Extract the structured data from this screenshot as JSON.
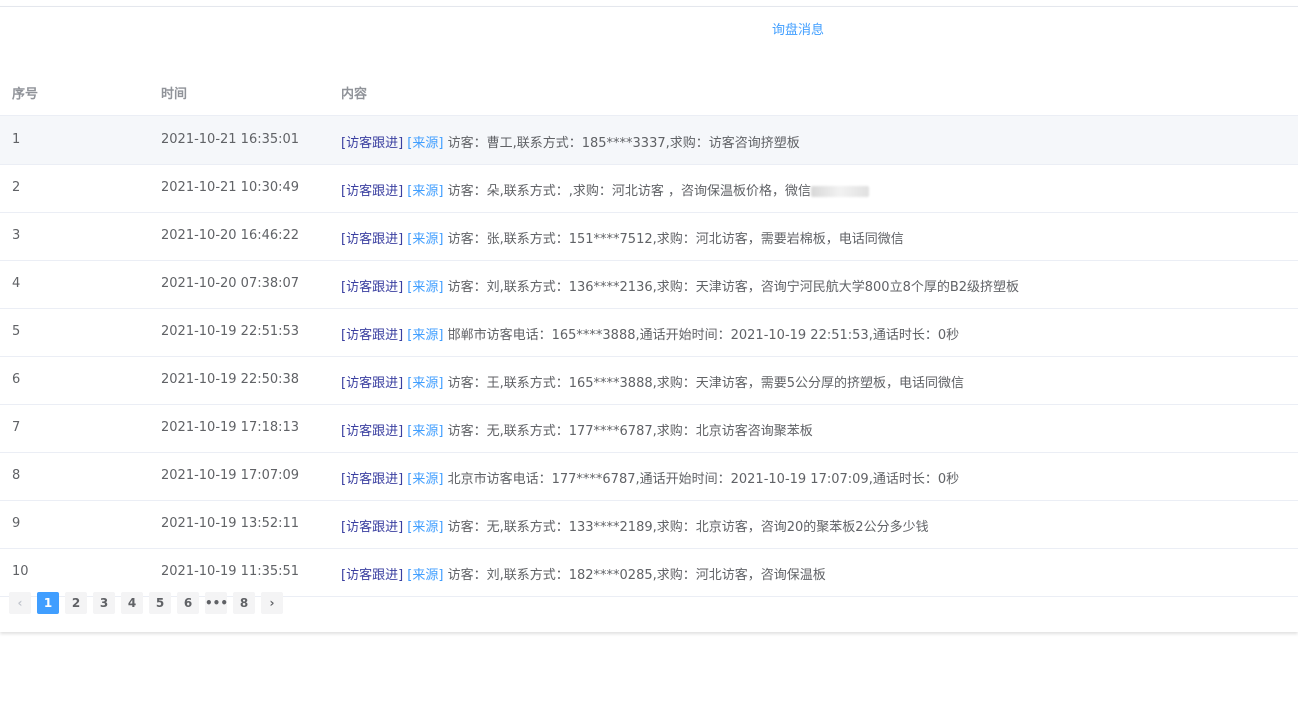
{
  "tab": {
    "label": "询盘消息"
  },
  "table": {
    "headers": {
      "index": "序号",
      "time": "时间",
      "content": "内容"
    },
    "link_follow": "[访客跟进]",
    "link_source": "[来源]",
    "rows": [
      {
        "index": "1",
        "time": "2021-10-21 16:35:01",
        "text": "访客：曹工,联系方式：185****3337,求购：访客咨询挤塑板"
      },
      {
        "index": "2",
        "time": "2021-10-21 10:30:49",
        "text": "访客：朵,联系方式：,求购：河北访客 ，咨询保温板价格，微信",
        "text_tail": ""
      },
      {
        "index": "3",
        "time": "2021-10-20 16:46:22",
        "text": "访客：张,联系方式：151****7512,求购：河北访客，需要岩棉板，电话同微信"
      },
      {
        "index": "4",
        "time": "2021-10-20 07:38:07",
        "text": "访客：刘,联系方式：136****2136,求购：天津访客，咨询宁河民航大学800立8个厚的B2级挤塑板"
      },
      {
        "index": "5",
        "time": "2021-10-19 22:51:53",
        "text": "邯郸市访客电话：165****3888,通话开始时间：2021-10-19 22:51:53,通话时长：0秒"
      },
      {
        "index": "6",
        "time": "2021-10-19 22:50:38",
        "text": "访客：王,联系方式：165****3888,求购：天津访客，需要5公分厚的挤塑板，电话同微信"
      },
      {
        "index": "7",
        "time": "2021-10-19 17:18:13",
        "text": "访客：无,联系方式：177****6787,求购：北京访客咨询聚苯板"
      },
      {
        "index": "8",
        "time": "2021-10-19 17:07:09",
        "text": "北京市访客电话：177****6787,通话开始时间：2021-10-19 17:07:09,通话时长：0秒"
      },
      {
        "index": "9",
        "time": "2021-10-19 13:52:11",
        "text": "访客：无,联系方式：133****2189,求购：北京访客，咨询20的聚苯板2公分多少钱"
      },
      {
        "index": "10",
        "time": "2021-10-19 11:35:51",
        "text": "访客：刘,联系方式：182****0285,求购：河北访客，咨询保温板"
      }
    ]
  },
  "pagination": {
    "prev": "‹",
    "pages": [
      "1",
      "2",
      "3",
      "4",
      "5",
      "6"
    ],
    "ellipsis": "•••",
    "last": "8",
    "next": "›",
    "current": "1"
  },
  "colors": {
    "accent": "#409eff",
    "follow_link": "#3a3fa0"
  }
}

Problem to work on:
Report how many lines in the data include the word "通话时长", and give nothing but the count.

Answer to this problem:
2